DATA FOR PROCESSING:
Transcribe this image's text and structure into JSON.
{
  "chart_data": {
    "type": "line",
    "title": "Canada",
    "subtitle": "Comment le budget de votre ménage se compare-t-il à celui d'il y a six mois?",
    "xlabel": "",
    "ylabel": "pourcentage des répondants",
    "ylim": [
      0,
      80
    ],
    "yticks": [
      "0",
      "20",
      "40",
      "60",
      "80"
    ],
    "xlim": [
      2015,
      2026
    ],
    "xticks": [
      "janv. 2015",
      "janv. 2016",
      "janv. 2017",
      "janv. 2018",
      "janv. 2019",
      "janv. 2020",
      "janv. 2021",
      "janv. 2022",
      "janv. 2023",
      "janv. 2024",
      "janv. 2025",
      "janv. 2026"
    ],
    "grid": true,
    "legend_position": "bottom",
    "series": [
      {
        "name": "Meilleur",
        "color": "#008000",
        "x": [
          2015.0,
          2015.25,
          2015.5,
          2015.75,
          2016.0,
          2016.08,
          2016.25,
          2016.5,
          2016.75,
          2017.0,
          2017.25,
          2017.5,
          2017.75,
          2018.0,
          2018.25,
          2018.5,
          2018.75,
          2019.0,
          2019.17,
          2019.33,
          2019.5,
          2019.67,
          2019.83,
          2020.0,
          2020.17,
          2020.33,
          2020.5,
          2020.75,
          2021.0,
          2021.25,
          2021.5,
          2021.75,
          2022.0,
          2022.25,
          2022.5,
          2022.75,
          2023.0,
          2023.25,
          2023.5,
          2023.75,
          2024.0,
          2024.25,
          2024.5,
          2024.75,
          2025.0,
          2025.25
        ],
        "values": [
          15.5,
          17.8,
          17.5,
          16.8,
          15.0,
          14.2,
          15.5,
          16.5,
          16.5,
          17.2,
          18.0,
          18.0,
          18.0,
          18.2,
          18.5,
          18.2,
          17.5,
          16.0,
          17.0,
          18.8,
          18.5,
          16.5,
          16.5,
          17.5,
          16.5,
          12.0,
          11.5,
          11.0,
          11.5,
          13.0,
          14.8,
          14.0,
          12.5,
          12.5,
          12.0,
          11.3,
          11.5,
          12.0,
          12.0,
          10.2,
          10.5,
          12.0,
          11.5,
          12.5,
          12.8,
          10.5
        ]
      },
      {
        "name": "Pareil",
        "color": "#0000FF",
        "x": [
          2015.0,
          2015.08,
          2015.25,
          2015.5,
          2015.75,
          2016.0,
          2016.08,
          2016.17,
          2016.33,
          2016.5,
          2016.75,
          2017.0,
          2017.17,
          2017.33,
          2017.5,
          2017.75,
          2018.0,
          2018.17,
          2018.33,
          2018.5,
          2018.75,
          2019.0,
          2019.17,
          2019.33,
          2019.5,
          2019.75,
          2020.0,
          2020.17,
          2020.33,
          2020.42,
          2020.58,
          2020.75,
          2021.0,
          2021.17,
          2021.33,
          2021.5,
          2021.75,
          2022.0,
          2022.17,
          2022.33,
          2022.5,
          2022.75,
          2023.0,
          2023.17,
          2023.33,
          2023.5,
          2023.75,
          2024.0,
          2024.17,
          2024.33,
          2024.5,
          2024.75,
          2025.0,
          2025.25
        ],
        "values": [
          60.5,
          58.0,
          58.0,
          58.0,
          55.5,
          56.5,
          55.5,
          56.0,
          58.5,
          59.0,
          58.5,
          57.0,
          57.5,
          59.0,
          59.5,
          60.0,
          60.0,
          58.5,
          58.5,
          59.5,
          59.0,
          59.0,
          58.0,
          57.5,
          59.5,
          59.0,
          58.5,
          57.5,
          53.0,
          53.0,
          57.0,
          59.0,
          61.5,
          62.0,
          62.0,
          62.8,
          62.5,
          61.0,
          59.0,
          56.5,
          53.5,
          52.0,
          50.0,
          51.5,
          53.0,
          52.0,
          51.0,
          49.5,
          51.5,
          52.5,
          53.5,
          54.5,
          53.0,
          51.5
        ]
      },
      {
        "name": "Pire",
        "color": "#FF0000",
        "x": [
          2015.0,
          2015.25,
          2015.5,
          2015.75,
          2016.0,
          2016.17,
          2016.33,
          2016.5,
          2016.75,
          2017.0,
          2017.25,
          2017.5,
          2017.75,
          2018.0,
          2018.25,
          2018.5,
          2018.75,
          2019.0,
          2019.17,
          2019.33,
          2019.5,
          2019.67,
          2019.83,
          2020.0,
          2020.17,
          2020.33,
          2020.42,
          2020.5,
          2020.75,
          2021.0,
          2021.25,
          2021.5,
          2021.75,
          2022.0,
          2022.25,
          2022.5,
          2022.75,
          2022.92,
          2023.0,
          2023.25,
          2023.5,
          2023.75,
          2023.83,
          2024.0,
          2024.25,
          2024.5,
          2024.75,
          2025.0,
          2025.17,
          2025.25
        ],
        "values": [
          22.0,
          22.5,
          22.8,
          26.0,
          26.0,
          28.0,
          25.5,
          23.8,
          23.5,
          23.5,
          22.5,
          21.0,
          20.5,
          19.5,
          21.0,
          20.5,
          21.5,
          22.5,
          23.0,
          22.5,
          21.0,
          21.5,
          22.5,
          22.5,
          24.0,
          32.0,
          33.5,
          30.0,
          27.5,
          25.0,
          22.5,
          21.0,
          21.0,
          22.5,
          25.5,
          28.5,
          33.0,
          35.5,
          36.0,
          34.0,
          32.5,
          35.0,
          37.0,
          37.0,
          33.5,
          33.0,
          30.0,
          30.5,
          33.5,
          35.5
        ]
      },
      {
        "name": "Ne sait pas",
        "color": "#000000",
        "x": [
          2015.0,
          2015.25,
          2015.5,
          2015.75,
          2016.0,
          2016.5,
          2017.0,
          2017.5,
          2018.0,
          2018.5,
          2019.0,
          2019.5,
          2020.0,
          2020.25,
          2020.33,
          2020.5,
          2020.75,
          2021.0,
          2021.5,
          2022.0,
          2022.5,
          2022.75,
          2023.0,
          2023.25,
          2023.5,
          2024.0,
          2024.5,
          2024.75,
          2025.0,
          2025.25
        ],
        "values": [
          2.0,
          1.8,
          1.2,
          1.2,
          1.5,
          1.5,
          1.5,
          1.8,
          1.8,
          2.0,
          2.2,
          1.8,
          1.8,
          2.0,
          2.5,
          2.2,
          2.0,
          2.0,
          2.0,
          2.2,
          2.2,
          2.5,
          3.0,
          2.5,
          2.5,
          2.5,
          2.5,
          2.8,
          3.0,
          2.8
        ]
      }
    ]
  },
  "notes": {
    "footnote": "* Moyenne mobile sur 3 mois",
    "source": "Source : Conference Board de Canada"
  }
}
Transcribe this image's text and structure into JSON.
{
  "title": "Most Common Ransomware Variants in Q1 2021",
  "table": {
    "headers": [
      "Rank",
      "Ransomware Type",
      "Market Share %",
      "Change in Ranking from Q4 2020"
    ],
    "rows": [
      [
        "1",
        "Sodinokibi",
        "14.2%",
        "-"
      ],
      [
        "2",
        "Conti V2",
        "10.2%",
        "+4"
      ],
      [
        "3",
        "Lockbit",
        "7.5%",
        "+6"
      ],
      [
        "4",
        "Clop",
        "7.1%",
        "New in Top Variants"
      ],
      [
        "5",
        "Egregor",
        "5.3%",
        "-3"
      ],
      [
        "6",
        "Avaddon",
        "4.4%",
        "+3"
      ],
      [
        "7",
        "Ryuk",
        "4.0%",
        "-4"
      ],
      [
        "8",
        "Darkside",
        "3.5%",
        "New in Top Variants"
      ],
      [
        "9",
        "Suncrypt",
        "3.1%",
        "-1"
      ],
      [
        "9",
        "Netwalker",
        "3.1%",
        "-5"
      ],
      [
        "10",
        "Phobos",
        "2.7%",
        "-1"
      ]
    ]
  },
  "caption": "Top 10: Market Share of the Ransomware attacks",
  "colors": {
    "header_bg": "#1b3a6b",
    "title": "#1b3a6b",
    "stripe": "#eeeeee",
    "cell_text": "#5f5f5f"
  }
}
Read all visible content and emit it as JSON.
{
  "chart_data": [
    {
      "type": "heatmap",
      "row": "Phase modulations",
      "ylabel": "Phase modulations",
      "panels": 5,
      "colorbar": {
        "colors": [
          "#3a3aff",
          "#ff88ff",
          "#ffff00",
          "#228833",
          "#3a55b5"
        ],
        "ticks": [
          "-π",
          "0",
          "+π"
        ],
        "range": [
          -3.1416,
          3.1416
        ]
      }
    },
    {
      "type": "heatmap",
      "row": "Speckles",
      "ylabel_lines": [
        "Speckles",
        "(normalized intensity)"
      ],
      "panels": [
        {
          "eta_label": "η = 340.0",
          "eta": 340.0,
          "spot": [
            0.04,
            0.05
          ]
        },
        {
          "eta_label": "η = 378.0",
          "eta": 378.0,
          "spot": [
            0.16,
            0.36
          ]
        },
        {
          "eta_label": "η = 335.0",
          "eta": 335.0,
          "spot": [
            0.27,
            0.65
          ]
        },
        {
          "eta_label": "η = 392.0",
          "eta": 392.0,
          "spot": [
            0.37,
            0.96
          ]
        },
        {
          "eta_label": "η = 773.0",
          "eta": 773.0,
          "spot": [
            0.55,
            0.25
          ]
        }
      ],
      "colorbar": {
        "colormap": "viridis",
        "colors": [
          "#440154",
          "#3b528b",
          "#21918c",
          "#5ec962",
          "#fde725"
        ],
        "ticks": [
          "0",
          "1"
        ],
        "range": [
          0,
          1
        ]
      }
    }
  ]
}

WHAT THE EXERCISE ASKS: From the "Read all visible content and emit it as JSON." line to the close of the listing, restate each line word for word.

SOLUTION FOR THIS EXERCISE:
Read all visible content and emit it as JSON.
{
  "chart_data": [
    {
      "type": "heatmap",
      "row": "Phase modulations",
      "ylabel": "Phase modulations",
      "panels": 5,
      "colorbar": {
        "colors": [
          "#3a3aff",
          "#ff88ff",
          "#ffff00",
          "#228833",
          "#3a55b5"
        ],
        "ticks": [
          "-π",
          "0",
          "+π"
        ],
        "range": [
          -3.1416,
          3.1416
        ]
      }
    },
    {
      "type": "heatmap",
      "row": "Speckles",
      "ylabel_lines": [
        "Speckles",
        "(normalized intensity)"
      ],
      "panels": [
        {
          "eta_label": "η = 340.0",
          "eta": 340.0,
          "spot": [
            0.04,
            0.05
          ]
        },
        {
          "eta_label": "η = 378.0",
          "eta": 378.0,
          "spot": [
            0.16,
            0.36
          ]
        },
        {
          "eta_label": "η = 335.0",
          "eta": 335.0,
          "spot": [
            0.27,
            0.65
          ]
        },
        {
          "eta_label": "η = 392.0",
          "eta": 392.0,
          "spot": [
            0.37,
            0.96
          ]
        },
        {
          "eta_label": "η = 773.0",
          "eta": 773.0,
          "spot": [
            0.55,
            0.25
          ]
        }
      ],
      "colorbar": {
        "colormap": "viridis",
        "colors": [
          "#440154",
          "#3b528b",
          "#21918c",
          "#5ec962",
          "#fde725"
        ],
        "ticks": [
          "0",
          "1"
        ],
        "range": [
          0,
          1
        ]
      }
    }
  ]
}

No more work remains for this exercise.